:: What is needed ::
Repeat the material below exactly, line for line.

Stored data

##############################

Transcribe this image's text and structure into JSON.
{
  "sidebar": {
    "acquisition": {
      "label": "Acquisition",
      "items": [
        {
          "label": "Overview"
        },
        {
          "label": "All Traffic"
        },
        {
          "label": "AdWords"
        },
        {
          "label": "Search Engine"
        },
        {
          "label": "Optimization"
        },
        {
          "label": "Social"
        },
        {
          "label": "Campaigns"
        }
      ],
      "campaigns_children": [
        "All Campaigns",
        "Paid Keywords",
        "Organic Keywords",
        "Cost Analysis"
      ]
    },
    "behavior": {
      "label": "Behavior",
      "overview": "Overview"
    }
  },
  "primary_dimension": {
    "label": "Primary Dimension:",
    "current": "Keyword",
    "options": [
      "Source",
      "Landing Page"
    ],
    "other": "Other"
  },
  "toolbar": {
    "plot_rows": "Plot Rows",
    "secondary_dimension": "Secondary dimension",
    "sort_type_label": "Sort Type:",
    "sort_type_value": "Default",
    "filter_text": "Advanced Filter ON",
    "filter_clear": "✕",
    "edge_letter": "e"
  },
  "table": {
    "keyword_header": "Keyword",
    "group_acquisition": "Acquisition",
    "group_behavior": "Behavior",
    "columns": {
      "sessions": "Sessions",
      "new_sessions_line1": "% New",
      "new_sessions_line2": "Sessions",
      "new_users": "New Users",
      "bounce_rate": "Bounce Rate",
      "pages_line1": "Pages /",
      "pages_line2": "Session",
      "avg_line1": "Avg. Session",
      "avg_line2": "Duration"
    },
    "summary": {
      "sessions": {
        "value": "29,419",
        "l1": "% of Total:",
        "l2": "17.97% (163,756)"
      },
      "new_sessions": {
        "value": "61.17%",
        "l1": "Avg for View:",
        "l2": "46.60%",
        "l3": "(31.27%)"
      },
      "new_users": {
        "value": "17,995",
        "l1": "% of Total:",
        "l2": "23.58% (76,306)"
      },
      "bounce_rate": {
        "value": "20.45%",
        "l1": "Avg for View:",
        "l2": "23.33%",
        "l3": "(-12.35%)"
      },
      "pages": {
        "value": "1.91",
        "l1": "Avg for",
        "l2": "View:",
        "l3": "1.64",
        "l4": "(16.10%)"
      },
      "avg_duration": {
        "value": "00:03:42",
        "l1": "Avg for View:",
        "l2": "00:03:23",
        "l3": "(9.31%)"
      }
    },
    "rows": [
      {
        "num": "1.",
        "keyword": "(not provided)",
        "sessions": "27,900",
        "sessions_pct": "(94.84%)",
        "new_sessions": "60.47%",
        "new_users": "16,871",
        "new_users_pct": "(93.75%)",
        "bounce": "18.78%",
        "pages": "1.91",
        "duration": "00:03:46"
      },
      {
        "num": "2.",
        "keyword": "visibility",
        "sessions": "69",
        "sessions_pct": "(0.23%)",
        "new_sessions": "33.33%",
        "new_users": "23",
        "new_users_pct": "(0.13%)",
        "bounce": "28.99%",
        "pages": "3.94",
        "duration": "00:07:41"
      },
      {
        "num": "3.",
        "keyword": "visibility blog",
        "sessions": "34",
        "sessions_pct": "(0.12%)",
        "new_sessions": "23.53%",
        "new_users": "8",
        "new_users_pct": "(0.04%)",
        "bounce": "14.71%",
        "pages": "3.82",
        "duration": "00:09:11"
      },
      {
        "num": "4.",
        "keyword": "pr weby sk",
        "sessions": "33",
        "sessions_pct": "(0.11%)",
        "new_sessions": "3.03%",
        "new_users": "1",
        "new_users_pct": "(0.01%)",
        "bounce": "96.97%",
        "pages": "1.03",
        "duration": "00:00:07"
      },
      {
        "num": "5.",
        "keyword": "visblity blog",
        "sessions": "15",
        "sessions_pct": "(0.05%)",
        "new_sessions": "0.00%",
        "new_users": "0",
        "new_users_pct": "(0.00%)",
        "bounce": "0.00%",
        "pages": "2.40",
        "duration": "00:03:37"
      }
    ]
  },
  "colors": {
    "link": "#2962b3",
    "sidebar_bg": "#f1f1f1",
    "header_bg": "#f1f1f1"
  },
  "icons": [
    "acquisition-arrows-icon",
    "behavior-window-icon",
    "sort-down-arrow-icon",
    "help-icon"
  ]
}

##############################

:: Solved exercise ::
Transcribe this image's text and structure into JSON.
{
  "sidebar": {
    "acquisition": {
      "label": "Acquisition",
      "items": [
        {
          "label": "Overview"
        },
        {
          "label": "All Traffic"
        },
        {
          "label": "AdWords"
        },
        {
          "label": "Search Engine"
        },
        {
          "label": "Optimization"
        },
        {
          "label": "Social"
        },
        {
          "label": "Campaigns"
        }
      ],
      "campaigns_children": [
        "All Campaigns",
        "Paid Keywords",
        "Organic Keywords",
        "Cost Analysis"
      ]
    },
    "behavior": {
      "label": "Behavior",
      "overview": "Overview"
    }
  },
  "primary_dimension": {
    "label": "Primary Dimension:",
    "current": "Keyword",
    "options": [
      "Source",
      "Landing Page"
    ],
    "other": "Other"
  },
  "toolbar": {
    "plot_rows": "Plot Rows",
    "secondary_dimension": "Secondary dimension",
    "sort_type_label": "Sort Type:",
    "sort_type_value": "Default",
    "filter_text": "Advanced Filter ON",
    "filter_clear": "✕",
    "edge_letter": "e"
  },
  "table": {
    "keyword_header": "Keyword",
    "group_acquisition": "Acquisition",
    "group_behavior": "Behavior",
    "columns": {
      "sessions": "Sessions",
      "new_sessions_line1": "% New",
      "new_sessions_line2": "Sessions",
      "new_users": "New Users",
      "bounce_rate": "Bounce Rate",
      "pages_line1": "Pages /",
      "pages_line2": "Session",
      "avg_line1": "Avg. Session",
      "avg_line2": "Duration"
    },
    "summary": {
      "sessions": {
        "value": "29,419",
        "l1": "% of Total:",
        "l2": "17.97% (163,756)"
      },
      "new_sessions": {
        "value": "61.17%",
        "l1": "Avg for View:",
        "l2": "46.60%",
        "l3": "(31.27%)"
      },
      "new_users": {
        "value": "17,995",
        "l1": "% of Total:",
        "l2": "23.58% (76,306)"
      },
      "bounce_rate": {
        "value": "20.45%",
        "l1": "Avg for View:",
        "l2": "23.33%",
        "l3": "(-12.35%)"
      },
      "pages": {
        "value": "1.91",
        "l1": "Avg for",
        "l2": "View:",
        "l3": "1.64",
        "l4": "(16.10%)"
      },
      "avg_duration": {
        "value": "00:03:42",
        "l1": "Avg for View:",
        "l2": "00:03:23",
        "l3": "(9.31%)"
      }
    },
    "rows": [
      {
        "num": "1.",
        "keyword": "(not provided)",
        "sessions": "27,900",
        "sessions_pct": "(94.84%)",
        "new_sessions": "60.47%",
        "new_users": "16,871",
        "new_users_pct": "(93.75%)",
        "bounce": "18.78%",
        "pages": "1.91",
        "duration": "00:03:46"
      },
      {
        "num": "2.",
        "keyword": "visibility",
        "sessions": "69",
        "sessions_pct": "(0.23%)",
        "new_sessions": "33.33%",
        "new_users": "23",
        "new_users_pct": "(0.13%)",
        "bounce": "28.99%",
        "pages": "3.94",
        "duration": "00:07:41"
      },
      {
        "num": "3.",
        "keyword": "visibility blog",
        "sessions": "34",
        "sessions_pct": "(0.12%)",
        "new_sessions": "23.53%",
        "new_users": "8",
        "new_users_pct": "(0.04%)",
        "bounce": "14.71%",
        "pages": "3.82",
        "duration": "00:09:11"
      },
      {
        "num": "4.",
        "keyword": "pr weby sk",
        "sessions": "33",
        "sessions_pct": "(0.11%)",
        "new_sessions": "3.03%",
        "new_users": "1",
        "new_users_pct": "(0.01%)",
        "bounce": "96.97%",
        "pages": "1.03",
        "duration": "00:00:07"
      },
      {
        "num": "5.",
        "keyword": "visblity blog",
        "sessions": "15",
        "sessions_pct": "(0.05%)",
        "new_sessions": "0.00%",
        "new_users": "0",
        "new_users_pct": "(0.00%)",
        "bounce": "0.00%",
        "pages": "2.40",
        "duration": "00:03:37"
      }
    ]
  },
  "colors": {
    "link": "#2962b3",
    "sidebar_bg": "#f1f1f1",
    "header_bg": "#f1f1f1"
  },
  "icons": [
    "acquisition-arrows-icon",
    "behavior-window-icon",
    "sort-down-arrow-icon",
    "help-icon"
  ]
}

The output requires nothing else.